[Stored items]

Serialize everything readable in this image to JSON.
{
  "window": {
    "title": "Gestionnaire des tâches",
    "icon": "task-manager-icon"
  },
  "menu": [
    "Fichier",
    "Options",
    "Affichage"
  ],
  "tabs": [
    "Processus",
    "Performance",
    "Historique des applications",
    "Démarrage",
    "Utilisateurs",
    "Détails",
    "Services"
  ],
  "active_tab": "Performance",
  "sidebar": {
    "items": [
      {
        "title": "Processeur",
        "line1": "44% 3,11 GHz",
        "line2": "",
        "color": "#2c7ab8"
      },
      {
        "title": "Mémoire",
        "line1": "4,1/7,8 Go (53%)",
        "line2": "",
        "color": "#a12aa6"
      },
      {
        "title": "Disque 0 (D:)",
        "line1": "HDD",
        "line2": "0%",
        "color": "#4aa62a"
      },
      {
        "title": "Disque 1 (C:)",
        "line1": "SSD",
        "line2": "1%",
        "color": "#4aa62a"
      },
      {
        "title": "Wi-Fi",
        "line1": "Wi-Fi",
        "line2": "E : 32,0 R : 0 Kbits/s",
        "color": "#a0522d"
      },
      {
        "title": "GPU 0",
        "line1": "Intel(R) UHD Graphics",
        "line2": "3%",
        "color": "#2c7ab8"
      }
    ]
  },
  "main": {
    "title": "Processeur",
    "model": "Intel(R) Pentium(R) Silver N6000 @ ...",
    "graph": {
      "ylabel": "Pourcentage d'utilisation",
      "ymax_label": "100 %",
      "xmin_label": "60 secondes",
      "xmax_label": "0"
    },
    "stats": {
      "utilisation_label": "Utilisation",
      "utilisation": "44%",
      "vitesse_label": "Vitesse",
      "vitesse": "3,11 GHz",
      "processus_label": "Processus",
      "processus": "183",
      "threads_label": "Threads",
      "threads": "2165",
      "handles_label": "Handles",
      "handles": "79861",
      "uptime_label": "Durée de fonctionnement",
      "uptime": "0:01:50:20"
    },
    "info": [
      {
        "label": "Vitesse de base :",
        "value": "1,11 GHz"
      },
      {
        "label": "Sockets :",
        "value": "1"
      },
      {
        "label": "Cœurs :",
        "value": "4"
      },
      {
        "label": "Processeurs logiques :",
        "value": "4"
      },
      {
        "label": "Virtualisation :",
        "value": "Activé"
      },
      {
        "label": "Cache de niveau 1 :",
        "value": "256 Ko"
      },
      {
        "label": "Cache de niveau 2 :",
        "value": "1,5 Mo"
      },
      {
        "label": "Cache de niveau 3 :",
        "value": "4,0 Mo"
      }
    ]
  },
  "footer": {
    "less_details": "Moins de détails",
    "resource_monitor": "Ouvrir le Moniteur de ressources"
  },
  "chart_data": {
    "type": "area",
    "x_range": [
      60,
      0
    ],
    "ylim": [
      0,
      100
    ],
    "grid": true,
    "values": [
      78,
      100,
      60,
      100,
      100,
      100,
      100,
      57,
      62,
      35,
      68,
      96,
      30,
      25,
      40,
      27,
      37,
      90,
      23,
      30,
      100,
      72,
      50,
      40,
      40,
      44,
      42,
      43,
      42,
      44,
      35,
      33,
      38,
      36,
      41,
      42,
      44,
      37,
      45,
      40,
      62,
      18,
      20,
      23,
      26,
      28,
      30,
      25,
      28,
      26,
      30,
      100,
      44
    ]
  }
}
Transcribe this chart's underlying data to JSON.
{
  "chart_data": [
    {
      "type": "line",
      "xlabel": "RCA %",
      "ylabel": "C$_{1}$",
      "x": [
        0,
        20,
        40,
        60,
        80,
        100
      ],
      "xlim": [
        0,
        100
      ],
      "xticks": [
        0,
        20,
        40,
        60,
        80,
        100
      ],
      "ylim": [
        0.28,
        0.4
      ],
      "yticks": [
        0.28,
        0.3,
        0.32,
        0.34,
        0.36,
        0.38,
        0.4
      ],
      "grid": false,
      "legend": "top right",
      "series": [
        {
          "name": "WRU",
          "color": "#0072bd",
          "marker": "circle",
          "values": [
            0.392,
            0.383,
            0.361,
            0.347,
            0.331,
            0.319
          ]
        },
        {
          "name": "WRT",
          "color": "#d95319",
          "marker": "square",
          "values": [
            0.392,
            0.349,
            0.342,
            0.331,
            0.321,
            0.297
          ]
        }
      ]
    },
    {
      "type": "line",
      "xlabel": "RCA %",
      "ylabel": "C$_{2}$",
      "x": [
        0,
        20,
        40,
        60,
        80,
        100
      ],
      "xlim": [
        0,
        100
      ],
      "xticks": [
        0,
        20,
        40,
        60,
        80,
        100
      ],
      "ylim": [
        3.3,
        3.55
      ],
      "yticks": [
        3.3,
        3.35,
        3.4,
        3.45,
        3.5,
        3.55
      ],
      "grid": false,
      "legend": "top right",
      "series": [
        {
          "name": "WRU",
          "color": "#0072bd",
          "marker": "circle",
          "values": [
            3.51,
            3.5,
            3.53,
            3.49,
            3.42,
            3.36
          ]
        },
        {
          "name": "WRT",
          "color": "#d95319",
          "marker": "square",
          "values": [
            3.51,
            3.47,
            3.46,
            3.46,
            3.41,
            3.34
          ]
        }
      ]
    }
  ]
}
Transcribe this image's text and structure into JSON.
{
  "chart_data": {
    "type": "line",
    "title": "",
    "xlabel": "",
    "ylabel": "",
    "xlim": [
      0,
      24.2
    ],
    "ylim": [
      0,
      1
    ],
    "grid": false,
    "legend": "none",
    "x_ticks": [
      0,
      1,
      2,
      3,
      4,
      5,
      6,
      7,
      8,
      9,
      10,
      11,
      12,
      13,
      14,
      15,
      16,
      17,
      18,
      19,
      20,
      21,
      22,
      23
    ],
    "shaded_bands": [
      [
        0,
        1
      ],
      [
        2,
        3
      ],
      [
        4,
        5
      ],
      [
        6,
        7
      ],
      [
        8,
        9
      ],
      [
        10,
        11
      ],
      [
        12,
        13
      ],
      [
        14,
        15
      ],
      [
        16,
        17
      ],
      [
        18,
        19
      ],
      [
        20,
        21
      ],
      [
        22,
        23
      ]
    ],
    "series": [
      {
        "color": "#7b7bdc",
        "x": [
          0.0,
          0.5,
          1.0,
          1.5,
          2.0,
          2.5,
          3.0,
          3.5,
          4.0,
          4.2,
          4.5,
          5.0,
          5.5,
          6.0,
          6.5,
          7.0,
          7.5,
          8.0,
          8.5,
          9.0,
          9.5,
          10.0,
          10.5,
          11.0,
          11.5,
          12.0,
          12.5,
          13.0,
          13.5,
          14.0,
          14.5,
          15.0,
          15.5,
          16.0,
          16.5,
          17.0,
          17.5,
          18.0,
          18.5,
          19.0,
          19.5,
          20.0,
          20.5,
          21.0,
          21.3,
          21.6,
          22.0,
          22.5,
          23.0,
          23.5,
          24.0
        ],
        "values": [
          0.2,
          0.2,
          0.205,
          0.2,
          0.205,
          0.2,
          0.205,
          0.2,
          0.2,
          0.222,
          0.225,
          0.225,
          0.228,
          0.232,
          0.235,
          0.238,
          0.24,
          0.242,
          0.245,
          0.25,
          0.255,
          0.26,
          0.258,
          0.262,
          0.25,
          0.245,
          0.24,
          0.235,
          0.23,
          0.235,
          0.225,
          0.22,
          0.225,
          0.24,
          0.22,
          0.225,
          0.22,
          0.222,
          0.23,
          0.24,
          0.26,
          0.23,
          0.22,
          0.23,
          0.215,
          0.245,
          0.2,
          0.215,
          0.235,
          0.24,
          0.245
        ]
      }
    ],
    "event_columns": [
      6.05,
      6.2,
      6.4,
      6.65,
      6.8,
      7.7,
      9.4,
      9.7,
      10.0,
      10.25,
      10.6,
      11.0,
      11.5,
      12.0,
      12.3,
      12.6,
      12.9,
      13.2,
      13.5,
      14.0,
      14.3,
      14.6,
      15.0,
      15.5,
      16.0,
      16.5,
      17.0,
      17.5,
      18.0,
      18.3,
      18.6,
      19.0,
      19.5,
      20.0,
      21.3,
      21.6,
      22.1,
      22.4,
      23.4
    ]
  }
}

» **Task to carry out**: Working from the listing above, pick out every line that has "type" and copy it.

» **Answer to this task**:
    "type": "area",
      "type": "line",
      "type": "line",
    "type": "line",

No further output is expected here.